------ GIVEN RECORDS

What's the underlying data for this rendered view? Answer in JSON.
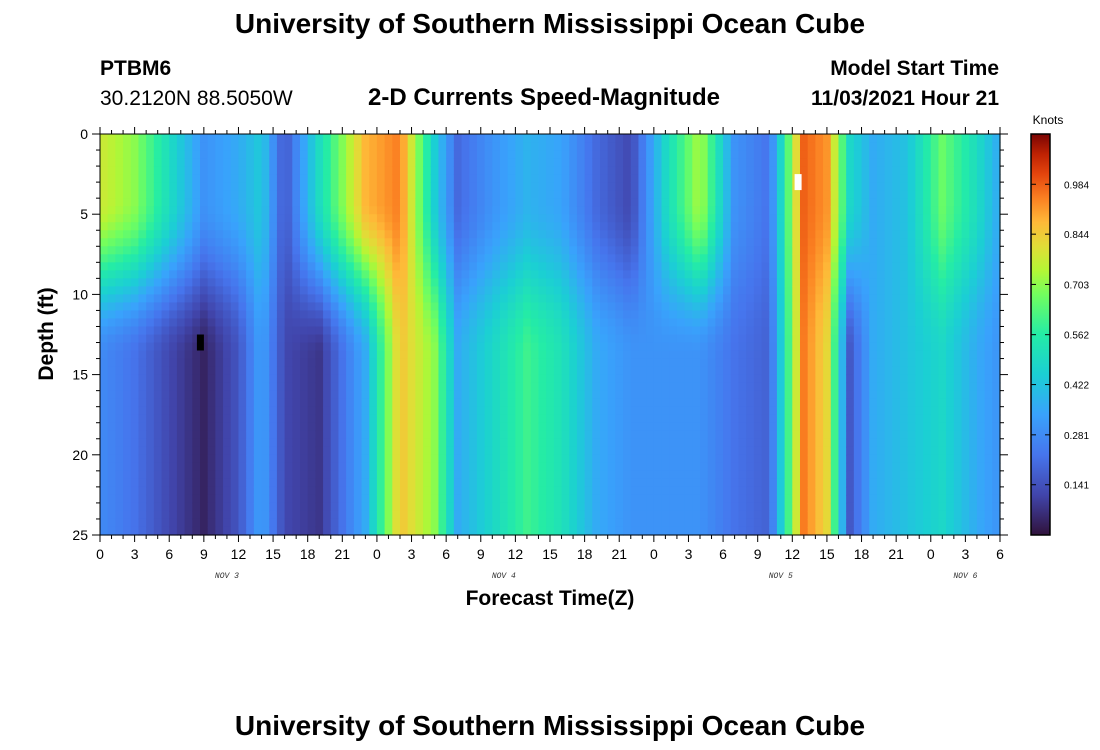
{
  "header": {
    "title": "University of Southern Mississippi Ocean Cube",
    "station": "PTBM6",
    "coords": "30.2120N  88.5050W",
    "plot_title": "2-D Currents Speed-Magnitude",
    "model_start_label": "Model Start Time",
    "model_start_value": "11/03/2021 Hour 21"
  },
  "footer": {
    "title": "University of Southern Mississippi Ocean Cube"
  },
  "chart_data": {
    "type": "heatmap",
    "title": "2-D Currents Speed-Magnitude",
    "xlabel": "Forecast Time(Z)",
    "ylabel": "Depth (ft)",
    "x_range_hours": [
      0,
      78
    ],
    "x_ticks": [
      "0",
      "3",
      "6",
      "9",
      "12",
      "15",
      "18",
      "21",
      "0",
      "3",
      "6",
      "9",
      "12",
      "15",
      "18",
      "21",
      "0",
      "3",
      "6",
      "9",
      "12",
      "15",
      "18",
      "21",
      "0",
      "3",
      "6"
    ],
    "day_labels": [
      {
        "label": "NOV 3",
        "hour": 11
      },
      {
        "label": "NOV 4",
        "hour": 35
      },
      {
        "label": "NOV 5",
        "hour": 59
      },
      {
        "label": "NOV 6",
        "hour": 75
      }
    ],
    "y_range_ft": [
      0,
      25
    ],
    "y_ticks": [
      0,
      5,
      10,
      15,
      20,
      25
    ],
    "colorbar": {
      "label": "Knots",
      "vmin": 0.0,
      "vmax": 1.125,
      "ticks": [
        "0.984",
        "0.844",
        "0.703",
        "0.562",
        "0.422",
        "0.281",
        "0.141"
      ],
      "tick_values": [
        0.984,
        0.844,
        0.703,
        0.562,
        0.422,
        0.281,
        0.141
      ]
    },
    "markers": [
      {
        "hour": 8.7,
        "depth": 13,
        "color": "#000000"
      },
      {
        "hour": 60.5,
        "depth": 3,
        "color": "#ffffff"
      }
    ],
    "speed_profile": {
      "description": "Approximate speed (knots) at hours along forecast time; shallow = 0-8 ft, deep = 13-25 ft",
      "hours": [
        0,
        3,
        6,
        9,
        12,
        14,
        16,
        19,
        23,
        26,
        29,
        31,
        34,
        37,
        40,
        43,
        46,
        49,
        52,
        55,
        58,
        61,
        63,
        65,
        67,
        70,
        73,
        76,
        78
      ],
      "shallow": [
        0.78,
        0.7,
        0.5,
        0.3,
        0.36,
        0.44,
        0.15,
        0.5,
        0.88,
        0.95,
        0.45,
        0.2,
        0.3,
        0.38,
        0.34,
        0.2,
        0.12,
        0.48,
        0.74,
        0.3,
        0.22,
        0.98,
        0.92,
        0.48,
        0.36,
        0.42,
        0.66,
        0.5,
        0.35
      ],
      "deep": [
        0.28,
        0.22,
        0.12,
        0.04,
        0.15,
        0.34,
        0.12,
        0.08,
        0.36,
        0.86,
        0.7,
        0.36,
        0.48,
        0.6,
        0.52,
        0.36,
        0.3,
        0.3,
        0.3,
        0.22,
        0.18,
        0.95,
        0.82,
        0.16,
        0.36,
        0.42,
        0.48,
        0.36,
        0.3
      ]
    }
  }
}
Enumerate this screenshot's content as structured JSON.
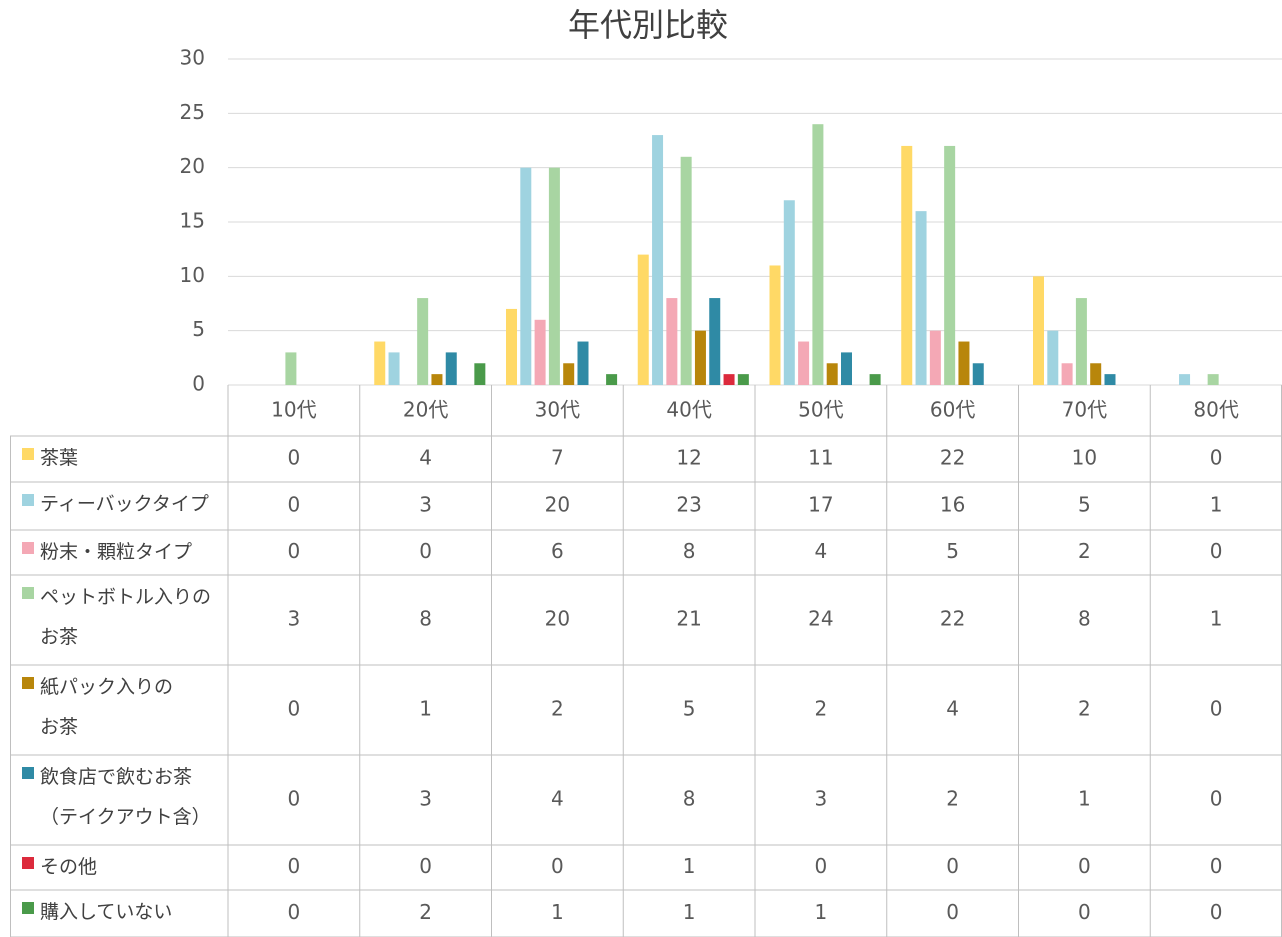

------------

*EXERCISE TASK*. Go through the entries above and copy every line containing "this".

*THE RESPONSE*.
What's the underlying data for this rendered view? Answer in JSON.
Enumerate this screenshot's content as structured JSON.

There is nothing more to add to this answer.